Data records -
/---
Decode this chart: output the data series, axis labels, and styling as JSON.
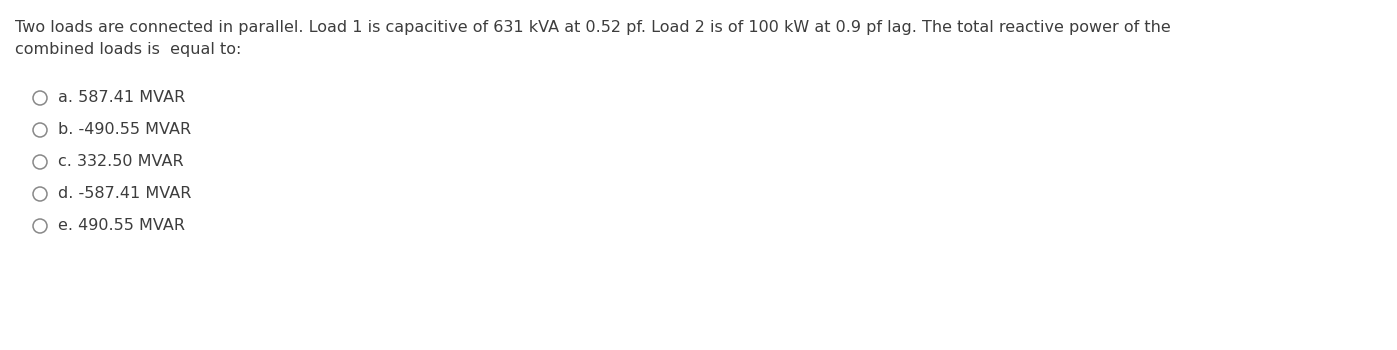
{
  "question_text_line1": "Two loads are connected in parallel. Load 1 is capacitive of 631 kVA at 0.52 pf. Load 2 is of 100 kW at 0.9 pf lag. The total reactive power of the",
  "question_text_line2": "combined loads is  equal to:",
  "options": [
    "a. 587.41 MVAR",
    "b. -490.55 MVAR",
    "c. 332.50 MVAR",
    "d. -587.41 MVAR",
    "e. 490.55 MVAR"
  ],
  "background_color": "#ffffff",
  "text_color": "#3d3d3d",
  "font_size_question": 11.5,
  "font_size_options": 11.5,
  "circle_color": "#888888"
}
\---
What is required -
Repeat the material above in full and exactly, omitting the pictures.

Answer below -
Decode this chart: output the data series, axis labels, and styling as JSON.
{
  "question_text_line1": "Two loads are connected in parallel. Load 1 is capacitive of 631 kVA at 0.52 pf. Load 2 is of 100 kW at 0.9 pf lag. The total reactive power of the",
  "question_text_line2": "combined loads is  equal to:",
  "options": [
    "a. 587.41 MVAR",
    "b. -490.55 MVAR",
    "c. 332.50 MVAR",
    "d. -587.41 MVAR",
    "e. 490.55 MVAR"
  ],
  "background_color": "#ffffff",
  "text_color": "#3d3d3d",
  "font_size_question": 11.5,
  "font_size_options": 11.5,
  "circle_color": "#888888"
}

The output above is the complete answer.